Records:
+---+

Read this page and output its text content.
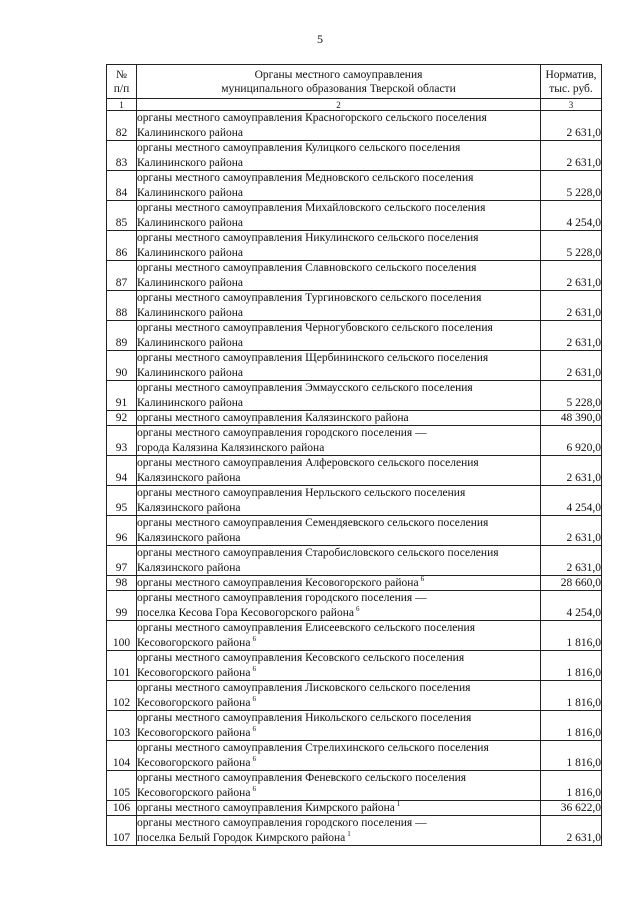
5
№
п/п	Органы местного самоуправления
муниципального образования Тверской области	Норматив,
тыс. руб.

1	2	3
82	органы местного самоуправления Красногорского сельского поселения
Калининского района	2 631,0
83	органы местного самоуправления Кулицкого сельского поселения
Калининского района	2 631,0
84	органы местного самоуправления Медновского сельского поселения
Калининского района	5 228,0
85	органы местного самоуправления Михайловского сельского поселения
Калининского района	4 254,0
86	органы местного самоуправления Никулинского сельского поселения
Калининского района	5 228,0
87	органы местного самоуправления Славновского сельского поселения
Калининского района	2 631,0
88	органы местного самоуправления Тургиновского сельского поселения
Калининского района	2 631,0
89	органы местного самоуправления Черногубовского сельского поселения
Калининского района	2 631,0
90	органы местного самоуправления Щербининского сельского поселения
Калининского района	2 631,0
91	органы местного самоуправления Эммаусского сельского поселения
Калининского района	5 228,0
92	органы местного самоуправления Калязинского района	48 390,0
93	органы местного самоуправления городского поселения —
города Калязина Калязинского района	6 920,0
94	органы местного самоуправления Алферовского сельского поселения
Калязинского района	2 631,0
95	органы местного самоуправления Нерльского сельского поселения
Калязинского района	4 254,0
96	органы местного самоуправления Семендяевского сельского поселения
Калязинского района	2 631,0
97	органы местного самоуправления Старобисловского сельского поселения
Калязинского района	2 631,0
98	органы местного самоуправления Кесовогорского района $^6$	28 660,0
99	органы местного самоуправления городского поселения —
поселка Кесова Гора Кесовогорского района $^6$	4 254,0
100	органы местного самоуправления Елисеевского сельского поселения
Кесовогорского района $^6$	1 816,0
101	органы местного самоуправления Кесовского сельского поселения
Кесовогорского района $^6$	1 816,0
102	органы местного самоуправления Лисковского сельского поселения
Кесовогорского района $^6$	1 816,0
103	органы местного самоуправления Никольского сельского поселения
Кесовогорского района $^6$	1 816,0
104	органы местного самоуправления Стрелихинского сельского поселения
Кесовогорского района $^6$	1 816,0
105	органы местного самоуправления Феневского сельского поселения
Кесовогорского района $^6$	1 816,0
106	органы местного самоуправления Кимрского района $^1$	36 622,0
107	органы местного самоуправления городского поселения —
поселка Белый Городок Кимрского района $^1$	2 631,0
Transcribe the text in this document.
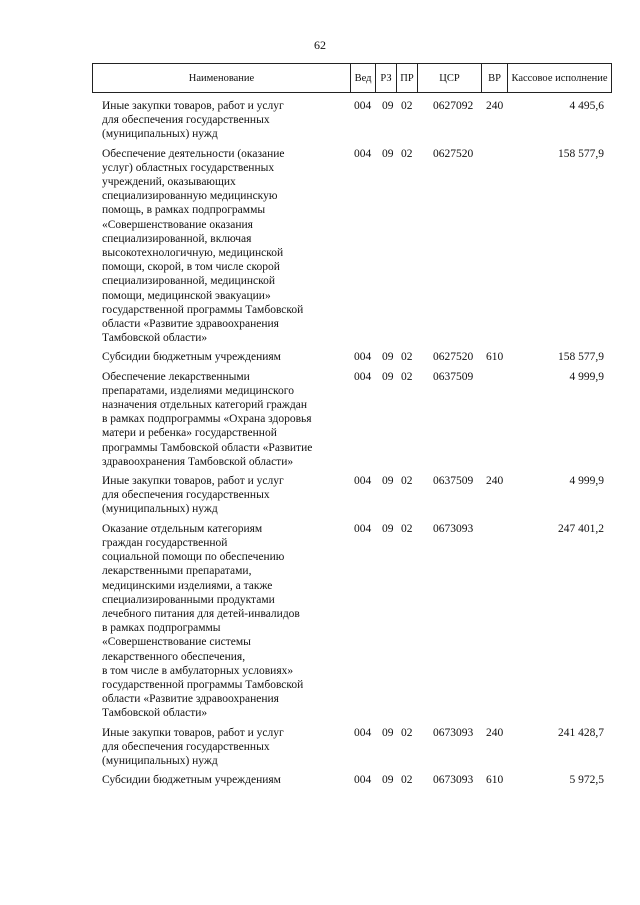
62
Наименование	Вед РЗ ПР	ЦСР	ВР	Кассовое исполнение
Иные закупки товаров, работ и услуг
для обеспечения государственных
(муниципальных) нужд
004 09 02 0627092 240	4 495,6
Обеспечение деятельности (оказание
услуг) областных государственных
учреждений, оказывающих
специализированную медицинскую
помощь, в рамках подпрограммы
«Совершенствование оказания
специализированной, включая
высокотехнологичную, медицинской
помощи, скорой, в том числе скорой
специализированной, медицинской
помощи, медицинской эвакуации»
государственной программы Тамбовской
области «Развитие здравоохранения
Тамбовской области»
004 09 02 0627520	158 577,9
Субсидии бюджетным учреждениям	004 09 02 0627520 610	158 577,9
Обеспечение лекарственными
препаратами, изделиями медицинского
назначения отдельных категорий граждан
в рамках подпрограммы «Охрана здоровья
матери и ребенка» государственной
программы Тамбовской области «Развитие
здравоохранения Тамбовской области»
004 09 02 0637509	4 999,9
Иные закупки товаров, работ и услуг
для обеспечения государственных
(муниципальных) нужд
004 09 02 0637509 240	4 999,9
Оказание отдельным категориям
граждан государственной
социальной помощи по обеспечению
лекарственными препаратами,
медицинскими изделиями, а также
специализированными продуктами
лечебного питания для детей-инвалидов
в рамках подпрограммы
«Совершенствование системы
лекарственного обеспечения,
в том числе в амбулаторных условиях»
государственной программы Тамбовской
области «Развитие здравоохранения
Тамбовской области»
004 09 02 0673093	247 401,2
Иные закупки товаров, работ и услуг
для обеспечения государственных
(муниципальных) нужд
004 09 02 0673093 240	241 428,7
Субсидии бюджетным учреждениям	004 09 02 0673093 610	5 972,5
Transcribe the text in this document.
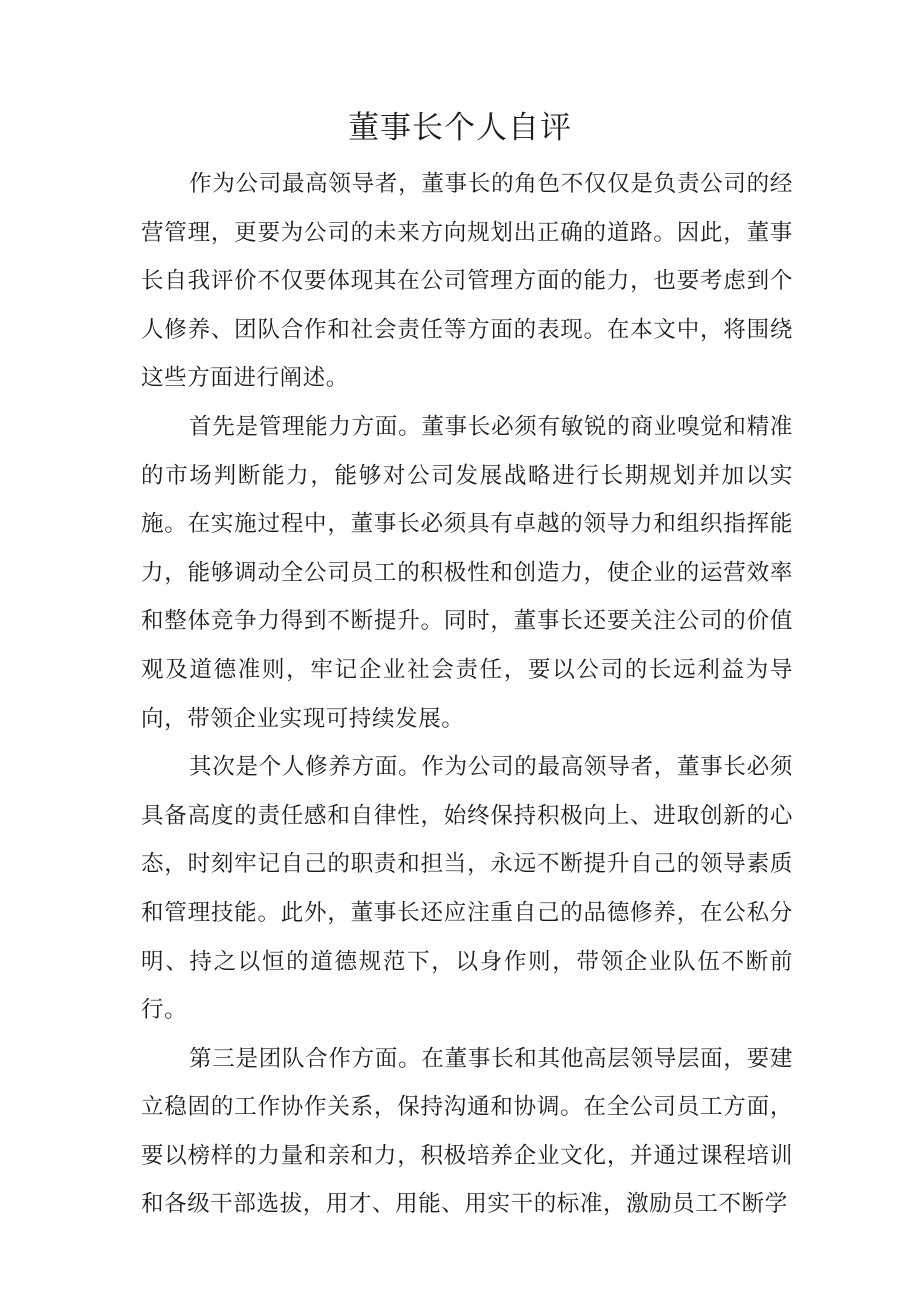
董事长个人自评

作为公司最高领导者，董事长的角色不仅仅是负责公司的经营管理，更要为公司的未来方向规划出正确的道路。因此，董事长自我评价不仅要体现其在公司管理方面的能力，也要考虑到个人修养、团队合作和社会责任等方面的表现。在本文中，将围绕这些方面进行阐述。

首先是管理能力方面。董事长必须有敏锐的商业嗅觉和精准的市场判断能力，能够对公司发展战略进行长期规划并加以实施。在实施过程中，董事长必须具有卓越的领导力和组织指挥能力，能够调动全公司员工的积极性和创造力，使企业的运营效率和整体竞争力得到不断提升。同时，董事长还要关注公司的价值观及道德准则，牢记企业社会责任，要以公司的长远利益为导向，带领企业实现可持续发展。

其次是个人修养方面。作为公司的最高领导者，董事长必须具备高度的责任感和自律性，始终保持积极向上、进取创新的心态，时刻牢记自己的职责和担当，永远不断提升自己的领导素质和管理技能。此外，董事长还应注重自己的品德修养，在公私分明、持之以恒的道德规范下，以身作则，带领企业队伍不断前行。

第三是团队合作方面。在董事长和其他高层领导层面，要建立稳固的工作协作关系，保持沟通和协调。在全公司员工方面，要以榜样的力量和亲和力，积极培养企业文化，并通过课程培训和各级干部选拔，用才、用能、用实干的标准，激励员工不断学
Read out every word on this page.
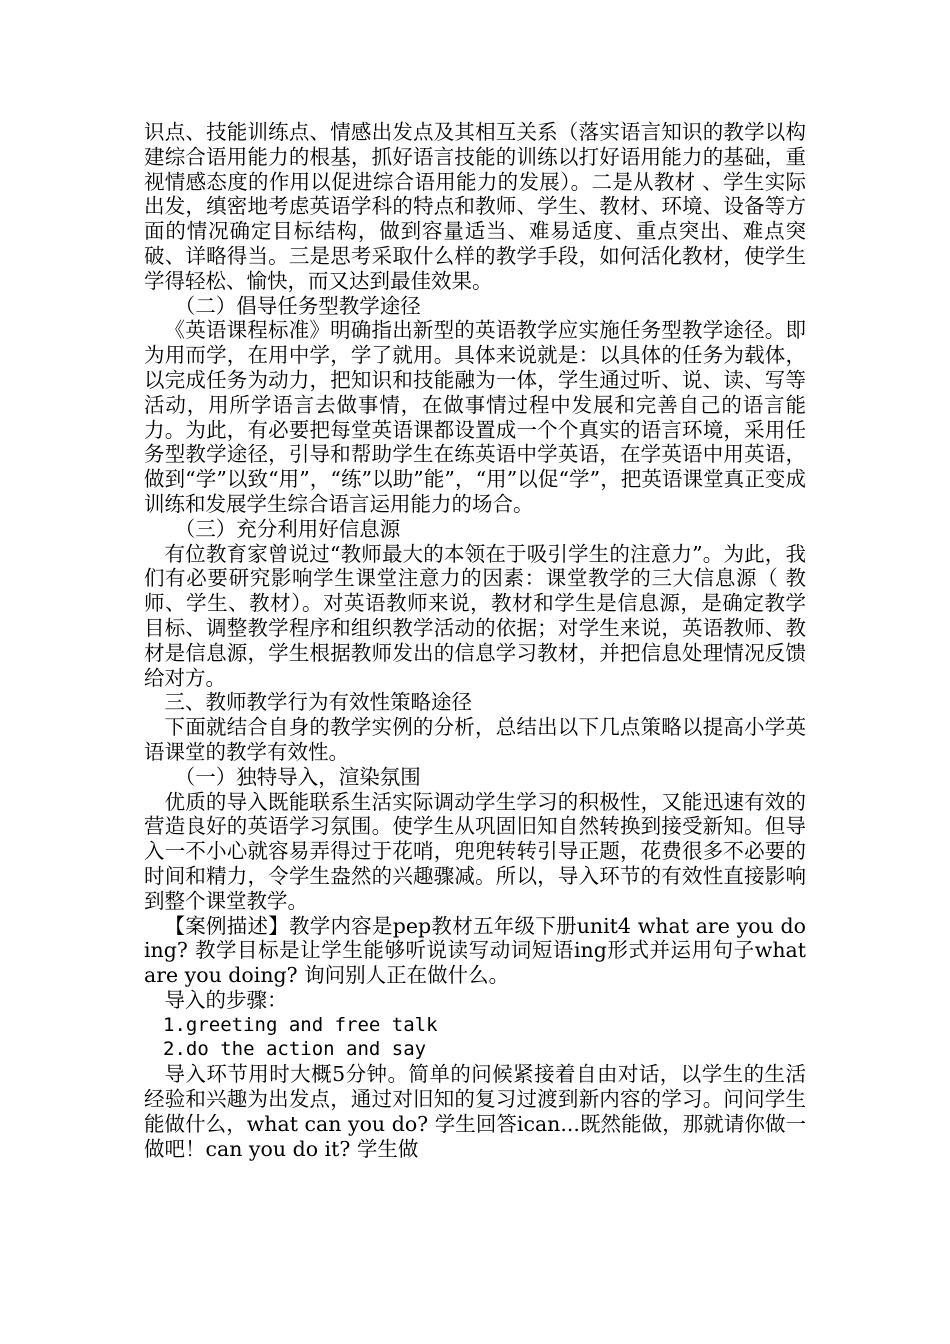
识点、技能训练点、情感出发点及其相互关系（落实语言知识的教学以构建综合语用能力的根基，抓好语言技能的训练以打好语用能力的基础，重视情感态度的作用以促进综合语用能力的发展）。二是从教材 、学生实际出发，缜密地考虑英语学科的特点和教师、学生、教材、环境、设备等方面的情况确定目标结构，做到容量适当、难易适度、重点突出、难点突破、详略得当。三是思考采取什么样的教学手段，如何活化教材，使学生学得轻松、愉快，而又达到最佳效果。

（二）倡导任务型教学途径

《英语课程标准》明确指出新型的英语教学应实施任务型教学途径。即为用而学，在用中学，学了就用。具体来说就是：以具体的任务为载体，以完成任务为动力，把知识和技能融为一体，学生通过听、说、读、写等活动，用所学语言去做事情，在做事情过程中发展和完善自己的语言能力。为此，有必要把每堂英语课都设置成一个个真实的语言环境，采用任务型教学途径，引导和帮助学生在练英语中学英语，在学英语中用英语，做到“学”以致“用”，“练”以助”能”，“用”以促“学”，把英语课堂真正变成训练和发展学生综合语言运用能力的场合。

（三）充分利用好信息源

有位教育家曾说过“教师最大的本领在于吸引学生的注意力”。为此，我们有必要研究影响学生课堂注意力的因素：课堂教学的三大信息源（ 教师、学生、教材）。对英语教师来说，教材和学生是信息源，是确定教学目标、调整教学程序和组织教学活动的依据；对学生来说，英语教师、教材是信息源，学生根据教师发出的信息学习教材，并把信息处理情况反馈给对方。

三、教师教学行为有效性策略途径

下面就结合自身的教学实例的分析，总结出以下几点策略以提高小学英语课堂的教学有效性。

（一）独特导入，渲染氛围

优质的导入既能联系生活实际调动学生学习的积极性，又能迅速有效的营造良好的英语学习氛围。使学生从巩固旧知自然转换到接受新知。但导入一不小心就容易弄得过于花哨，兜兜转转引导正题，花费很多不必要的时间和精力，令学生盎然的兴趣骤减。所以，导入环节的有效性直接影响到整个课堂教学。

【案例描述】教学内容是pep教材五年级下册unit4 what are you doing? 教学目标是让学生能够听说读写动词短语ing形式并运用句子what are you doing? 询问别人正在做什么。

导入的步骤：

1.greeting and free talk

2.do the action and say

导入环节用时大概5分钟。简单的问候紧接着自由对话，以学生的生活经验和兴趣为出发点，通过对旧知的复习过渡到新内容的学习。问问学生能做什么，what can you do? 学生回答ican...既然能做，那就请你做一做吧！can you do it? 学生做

+---+

▶ Your task
Copy everything in the records above except the pictures, exactly as written.

▶ Output
Read this page and output its text content.
5
№
п/п	Органы местного самоуправления
муниципального образования Тверской области	Норматив,
тыс. руб.

1	2	3
82	органы местного самоуправления Красногорского сельского поселения
Калининского района	2 631,0
83	органы местного самоуправления Кулицкого сельского поселения
Калининского района	2 631,0
84	органы местного самоуправления Медновского сельского поселения
Калининского района	5 228,0
85	органы местного самоуправления Михайловского сельского поселения
Калининского района	4 254,0
86	органы местного самоуправления Никулинского сельского поселения
Калининского района	5 228,0
87	органы местного самоуправления Славновского сельского поселения
Калининского района	2 631,0
88	органы местного самоуправления Тургиновского сельского поселения
Калининского района	2 631,0
89	органы местного самоуправления Черногубовского сельского поселения
Калининского района	2 631,0
90	органы местного самоуправления Щербининского сельского поселения
Калининского района	2 631,0
91	органы местного самоуправления Эммаусского сельского поселения
Калининского района	5 228,0
92	органы местного самоуправления Калязинского района	48 390,0
93	органы местного самоуправления городского поселения —
города Калязина Калязинского района	6 920,0
94	органы местного самоуправления Алферовского сельского поселения
Калязинского района	2 631,0
95	органы местного самоуправления Нерльского сельского поселения
Калязинского района	4 254,0
96	органы местного самоуправления Семендяевского сельского поселения
Калязинского района	2 631,0
97	органы местного самоуправления Старобисловского сельского поселения
Калязинского района	2 631,0
98	органы местного самоуправления Кесовогорского района $^6$	28 660,0
99	органы местного самоуправления городского поселения —
поселка Кесова Гора Кесовогорского района $^6$	4 254,0
100	органы местного самоуправления Елисеевского сельского поселения
Кесовогорского района $^6$	1 816,0
101	органы местного самоуправления Кесовского сельского поселения
Кесовогорского района $^6$	1 816,0
102	органы местного самоуправления Лисковского сельского поселения
Кесовогорского района $^6$	1 816,0
103	органы местного самоуправления Никольского сельского поселения
Кесовогорского района $^6$	1 816,0
104	органы местного самоуправления Стрелихинского сельского поселения
Кесовогорского района $^6$	1 816,0
105	органы местного самоуправления Феневского сельского поселения
Кесовогорского района $^6$	1 816,0
106	органы местного самоуправления Кимрского района $^1$	36 622,0
107	органы местного самоуправления городского поселения —
поселка Белый Городок Кимрского района $^1$	2 631,0
Transcribe the text in this document.
62
Наименование	Вед РЗ ПР	ЦСР	ВР	Кассовое исполнение
Иные закупки товаров, работ и услуг
для обеспечения государственных
(муниципальных) нужд
004 09 02 0627092 240	4 495,6
Обеспечение деятельности (оказание
услуг) областных государственных
учреждений, оказывающих
специализированную медицинскую
помощь, в рамках подпрограммы
«Совершенствование оказания
специализированной, включая
высокотехнологичную, медицинской
помощи, скорой, в том числе скорой
специализированной, медицинской
помощи, медицинской эвакуации»
государственной программы Тамбовской
области «Развитие здравоохранения
Тамбовской области»
004 09 02 0627520	158 577,9
Субсидии бюджетным учреждениям	004 09 02 0627520 610	158 577,9
Обеспечение лекарственными
препаратами, изделиями медицинского
назначения отдельных категорий граждан
в рамках подпрограммы «Охрана здоровья
матери и ребенка» государственной
программы Тамбовской области «Развитие
здравоохранения Тамбовской области»
004 09 02 0637509	4 999,9
Иные закупки товаров, работ и услуг
для обеспечения государственных
(муниципальных) нужд
004 09 02 0637509 240	4 999,9
Оказание отдельным категориям
граждан государственной
социальной помощи по обеспечению
лекарственными препаратами,
медицинскими изделиями, а также
специализированными продуктами
лечебного питания для детей-инвалидов
в рамках подпрограммы
«Совершенствование системы
лекарственного обеспечения,
в том числе в амбулаторных условиях»
государственной программы Тамбовской
области «Развитие здравоохранения
Тамбовской области»
004 09 02 0673093	247 401,2
Иные закупки товаров, работ и услуг
для обеспечения государственных
(муниципальных) нужд
004 09 02 0673093 240	241 428,7
Субсидии бюджетным учреждениям	004 09 02 0673093 610	5 972,5
Transcribe the text in this document.
董事长个人自评

作为公司最高领导者，董事长的角色不仅仅是负责公司的经营管理，更要为公司的未来方向规划出正确的道路。因此，董事长自我评价不仅要体现其在公司管理方面的能力，也要考虑到个人修养、团队合作和社会责任等方面的表现。在本文中，将围绕这些方面进行阐述。

首先是管理能力方面。董事长必须有敏锐的商业嗅觉和精准的市场判断能力，能够对公司发展战略进行长期规划并加以实施。在实施过程中，董事长必须具有卓越的领导力和组织指挥能力，能够调动全公司员工的积极性和创造力，使企业的运营效率和整体竞争力得到不断提升。同时，董事长还要关注公司的价值观及道德准则，牢记企业社会责任，要以公司的长远利益为导向，带领企业实现可持续发展。

其次是个人修养方面。作为公司的最高领导者，董事长必须具备高度的责任感和自律性，始终保持积极向上、进取创新的心态，时刻牢记自己的职责和担当，永远不断提升自己的领导素质和管理技能。此外，董事长还应注重自己的品德修养，在公私分明、持之以恒的道德规范下，以身作则，带领企业队伍不断前行。

第三是团队合作方面。在董事长和其他高层领导层面，要建立稳固的工作协作关系，保持沟通和协调。在全公司员工方面，要以榜样的力量和亲和力，积极培养企业文化，并通过课程培训和各级干部选拔，用才、用能、用实干的标准，激励员工不断学
Read out every word on this page.
识点、技能训练点、情感出发点及其相互关系（落实语言知识的教学以构建综合语用能力的根基，抓好语言技能的训练以打好语用能力的基础，重视情感态度的作用以促进综合语用能力的发展）。二是从教材 、学生实际出发，缜密地考虑英语学科的特点和教师、学生、教材、环境、设备等方面的情况确定目标结构，做到容量适当、难易适度、重点突出、难点突破、详略得当。三是思考采取什么样的教学手段，如何活化教材，使学生学得轻松、愉快，而又达到最佳效果。

（二）倡导任务型教学途径

《英语课程标准》明确指出新型的英语教学应实施任务型教学途径。即为用而学，在用中学，学了就用。具体来说就是：以具体的任务为载体，以完成任务为动力，把知识和技能融为一体，学生通过听、说、读、写等活动，用所学语言去做事情，在做事情过程中发展和完善自己的语言能力。为此，有必要把每堂英语课都设置成一个个真实的语言环境，采用任务型教学途径，引导和帮助学生在练英语中学英语，在学英语中用英语，做到“学”以致“用”，“练”以助”能”，“用”以促“学”，把英语课堂真正变成训练和发展学生综合语言运用能力的场合。

（三）充分利用好信息源

有位教育家曾说过“教师最大的本领在于吸引学生的注意力”。为此，我们有必要研究影响学生课堂注意力的因素：课堂教学的三大信息源（ 教师、学生、教材）。对英语教师来说，教材和学生是信息源，是确定教学目标、调整教学程序和组织教学活动的依据；对学生来说，英语教师、教材是信息源，学生根据教师发出的信息学习教材，并把信息处理情况反馈给对方。

三、教师教学行为有效性策略途径

下面就结合自身的教学实例的分析，总结出以下几点策略以提高小学英语课堂的教学有效性。

（一）独特导入，渲染氛围

优质的导入既能联系生活实际调动学生学习的积极性，又能迅速有效的营造良好的英语学习氛围。使学生从巩固旧知自然转换到接受新知。但导入一不小心就容易弄得过于花哨，兜兜转转引导正题，花费很多不必要的时间和精力，令学生盎然的兴趣骤减。所以，导入环节的有效性直接影响到整个课堂教学。

【案例描述】教学内容是pep教材五年级下册unit4 what are you doing? 教学目标是让学生能够听说读写动词短语ing形式并运用句子what are you doing? 询问别人正在做什么。

导入的步骤：

1.greeting and free talk

2.do the action and say

导入环节用时大概5分钟。简单的问候紧接着自由对话，以学生的生活经验和兴趣为出发点，通过对旧知的复习过渡到新内容的学习。问问学生能做什么，what can you do? 学生回答ican...既然能做，那就请你做一做吧！can you do it? 学生做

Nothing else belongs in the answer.